# start of Data for the task

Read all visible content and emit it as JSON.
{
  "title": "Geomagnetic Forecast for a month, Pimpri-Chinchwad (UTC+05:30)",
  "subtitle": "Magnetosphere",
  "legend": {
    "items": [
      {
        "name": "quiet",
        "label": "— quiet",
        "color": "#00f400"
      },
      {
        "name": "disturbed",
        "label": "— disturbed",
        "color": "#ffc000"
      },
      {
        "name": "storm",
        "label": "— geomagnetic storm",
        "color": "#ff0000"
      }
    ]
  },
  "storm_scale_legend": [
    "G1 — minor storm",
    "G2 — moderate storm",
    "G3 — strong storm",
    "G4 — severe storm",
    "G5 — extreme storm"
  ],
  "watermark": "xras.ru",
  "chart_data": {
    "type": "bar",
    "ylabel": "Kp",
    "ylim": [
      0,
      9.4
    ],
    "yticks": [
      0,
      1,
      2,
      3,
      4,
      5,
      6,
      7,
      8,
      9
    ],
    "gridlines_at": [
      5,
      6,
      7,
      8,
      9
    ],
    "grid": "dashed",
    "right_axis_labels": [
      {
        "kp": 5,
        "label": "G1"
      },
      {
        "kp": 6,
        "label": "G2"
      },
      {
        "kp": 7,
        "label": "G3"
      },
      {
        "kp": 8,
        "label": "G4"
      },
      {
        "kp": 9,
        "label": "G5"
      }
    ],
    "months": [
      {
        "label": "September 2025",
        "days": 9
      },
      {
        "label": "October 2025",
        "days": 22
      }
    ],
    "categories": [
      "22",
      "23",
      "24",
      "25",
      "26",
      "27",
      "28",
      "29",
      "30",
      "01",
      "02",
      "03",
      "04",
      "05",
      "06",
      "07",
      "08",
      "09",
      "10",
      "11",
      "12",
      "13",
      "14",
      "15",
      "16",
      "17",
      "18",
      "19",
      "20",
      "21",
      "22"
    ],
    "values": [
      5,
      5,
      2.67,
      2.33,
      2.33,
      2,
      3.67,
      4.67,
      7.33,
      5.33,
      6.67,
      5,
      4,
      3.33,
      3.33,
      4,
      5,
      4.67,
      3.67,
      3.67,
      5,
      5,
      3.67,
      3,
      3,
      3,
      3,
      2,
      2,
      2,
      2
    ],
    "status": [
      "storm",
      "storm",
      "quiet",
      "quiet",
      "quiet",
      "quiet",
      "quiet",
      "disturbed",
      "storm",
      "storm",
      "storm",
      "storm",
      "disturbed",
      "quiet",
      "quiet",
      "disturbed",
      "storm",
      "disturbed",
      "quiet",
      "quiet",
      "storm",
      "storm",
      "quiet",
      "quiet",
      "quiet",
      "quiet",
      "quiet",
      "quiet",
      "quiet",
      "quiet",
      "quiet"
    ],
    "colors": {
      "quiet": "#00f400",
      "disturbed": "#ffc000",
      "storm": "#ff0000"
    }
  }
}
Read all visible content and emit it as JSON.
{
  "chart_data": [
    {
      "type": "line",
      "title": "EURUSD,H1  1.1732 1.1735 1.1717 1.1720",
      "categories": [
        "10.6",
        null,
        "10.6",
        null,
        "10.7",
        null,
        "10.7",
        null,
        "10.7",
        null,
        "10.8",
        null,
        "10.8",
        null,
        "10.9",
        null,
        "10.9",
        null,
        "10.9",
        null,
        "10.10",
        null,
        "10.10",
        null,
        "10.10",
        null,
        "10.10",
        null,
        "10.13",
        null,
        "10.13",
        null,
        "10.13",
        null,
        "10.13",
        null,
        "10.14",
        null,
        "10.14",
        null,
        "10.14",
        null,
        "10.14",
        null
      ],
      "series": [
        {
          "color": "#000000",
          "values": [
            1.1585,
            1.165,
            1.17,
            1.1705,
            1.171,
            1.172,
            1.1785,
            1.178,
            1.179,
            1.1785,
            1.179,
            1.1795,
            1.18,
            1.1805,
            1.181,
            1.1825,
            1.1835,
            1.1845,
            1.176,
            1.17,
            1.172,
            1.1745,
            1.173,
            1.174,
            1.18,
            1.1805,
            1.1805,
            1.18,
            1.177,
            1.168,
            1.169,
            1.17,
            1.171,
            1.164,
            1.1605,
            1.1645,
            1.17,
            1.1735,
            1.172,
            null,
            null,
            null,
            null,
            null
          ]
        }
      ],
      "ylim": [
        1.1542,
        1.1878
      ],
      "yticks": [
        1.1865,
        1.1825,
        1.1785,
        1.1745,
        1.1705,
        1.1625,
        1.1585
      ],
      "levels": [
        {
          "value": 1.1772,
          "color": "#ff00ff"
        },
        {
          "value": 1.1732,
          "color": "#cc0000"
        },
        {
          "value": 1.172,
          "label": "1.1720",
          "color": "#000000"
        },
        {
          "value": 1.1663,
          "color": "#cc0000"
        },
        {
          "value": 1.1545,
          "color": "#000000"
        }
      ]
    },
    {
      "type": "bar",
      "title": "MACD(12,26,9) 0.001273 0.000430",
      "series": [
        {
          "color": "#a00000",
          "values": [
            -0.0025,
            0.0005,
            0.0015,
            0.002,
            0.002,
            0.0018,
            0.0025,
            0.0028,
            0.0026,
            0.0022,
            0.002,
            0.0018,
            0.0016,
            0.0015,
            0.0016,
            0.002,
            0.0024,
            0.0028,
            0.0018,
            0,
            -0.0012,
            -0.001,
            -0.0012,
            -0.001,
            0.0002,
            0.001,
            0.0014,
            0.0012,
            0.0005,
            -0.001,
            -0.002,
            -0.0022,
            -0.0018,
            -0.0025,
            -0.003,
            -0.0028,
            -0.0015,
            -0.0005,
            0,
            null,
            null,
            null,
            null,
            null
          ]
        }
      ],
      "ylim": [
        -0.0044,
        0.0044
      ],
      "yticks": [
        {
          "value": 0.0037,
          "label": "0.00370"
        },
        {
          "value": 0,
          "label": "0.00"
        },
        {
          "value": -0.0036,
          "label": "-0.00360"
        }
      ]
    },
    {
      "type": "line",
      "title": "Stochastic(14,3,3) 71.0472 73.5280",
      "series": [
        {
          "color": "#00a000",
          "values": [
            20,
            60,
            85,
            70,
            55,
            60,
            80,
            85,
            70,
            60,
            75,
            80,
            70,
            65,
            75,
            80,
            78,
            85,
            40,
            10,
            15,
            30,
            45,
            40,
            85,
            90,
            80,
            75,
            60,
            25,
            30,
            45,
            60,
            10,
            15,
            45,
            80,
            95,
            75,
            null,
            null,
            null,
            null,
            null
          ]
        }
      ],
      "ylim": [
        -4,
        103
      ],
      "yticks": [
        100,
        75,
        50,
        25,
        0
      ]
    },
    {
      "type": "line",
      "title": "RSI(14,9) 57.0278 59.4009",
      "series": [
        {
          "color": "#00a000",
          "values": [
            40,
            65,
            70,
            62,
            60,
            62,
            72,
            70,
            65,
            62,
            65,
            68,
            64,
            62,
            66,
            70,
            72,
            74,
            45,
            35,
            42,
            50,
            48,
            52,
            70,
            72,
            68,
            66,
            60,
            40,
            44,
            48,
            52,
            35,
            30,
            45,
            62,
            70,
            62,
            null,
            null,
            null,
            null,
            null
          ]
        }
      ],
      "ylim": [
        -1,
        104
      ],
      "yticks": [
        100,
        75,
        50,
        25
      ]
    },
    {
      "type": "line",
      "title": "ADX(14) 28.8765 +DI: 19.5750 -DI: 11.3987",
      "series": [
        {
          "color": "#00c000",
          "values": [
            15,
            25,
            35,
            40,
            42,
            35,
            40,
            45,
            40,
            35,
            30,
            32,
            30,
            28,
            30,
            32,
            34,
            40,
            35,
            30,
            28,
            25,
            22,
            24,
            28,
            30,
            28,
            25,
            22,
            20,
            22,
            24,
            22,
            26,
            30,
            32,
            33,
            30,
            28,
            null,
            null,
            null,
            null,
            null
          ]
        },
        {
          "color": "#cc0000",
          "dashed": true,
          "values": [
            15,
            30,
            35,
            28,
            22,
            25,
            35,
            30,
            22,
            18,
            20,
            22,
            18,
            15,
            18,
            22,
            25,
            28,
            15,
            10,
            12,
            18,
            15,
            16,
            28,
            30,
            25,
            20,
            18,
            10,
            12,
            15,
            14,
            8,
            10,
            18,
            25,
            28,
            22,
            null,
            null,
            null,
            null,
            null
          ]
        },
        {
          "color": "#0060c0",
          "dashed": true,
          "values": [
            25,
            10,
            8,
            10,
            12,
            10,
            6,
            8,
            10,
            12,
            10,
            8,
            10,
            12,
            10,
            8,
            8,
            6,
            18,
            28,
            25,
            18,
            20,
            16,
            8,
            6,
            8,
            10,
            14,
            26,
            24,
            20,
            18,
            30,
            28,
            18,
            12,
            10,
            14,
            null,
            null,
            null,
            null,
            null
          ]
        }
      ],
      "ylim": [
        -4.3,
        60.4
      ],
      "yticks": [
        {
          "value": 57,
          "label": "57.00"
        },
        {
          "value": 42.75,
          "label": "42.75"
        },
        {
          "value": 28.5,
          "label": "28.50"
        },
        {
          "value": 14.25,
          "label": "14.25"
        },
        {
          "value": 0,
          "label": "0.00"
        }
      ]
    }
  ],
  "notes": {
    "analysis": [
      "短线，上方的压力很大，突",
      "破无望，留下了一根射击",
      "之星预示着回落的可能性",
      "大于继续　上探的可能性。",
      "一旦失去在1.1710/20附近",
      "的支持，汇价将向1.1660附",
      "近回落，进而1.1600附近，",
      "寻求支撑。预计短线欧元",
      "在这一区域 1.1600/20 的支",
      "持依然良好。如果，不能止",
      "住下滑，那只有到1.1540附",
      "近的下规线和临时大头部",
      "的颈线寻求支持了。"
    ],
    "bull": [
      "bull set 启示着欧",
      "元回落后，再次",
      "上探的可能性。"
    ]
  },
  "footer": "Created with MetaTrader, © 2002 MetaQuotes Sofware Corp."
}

# end of Data for the task

* _Set task_:
Report the number of lines in the listing where the string "name" appears, and nothing besides.

* _Output of the exercise_:
3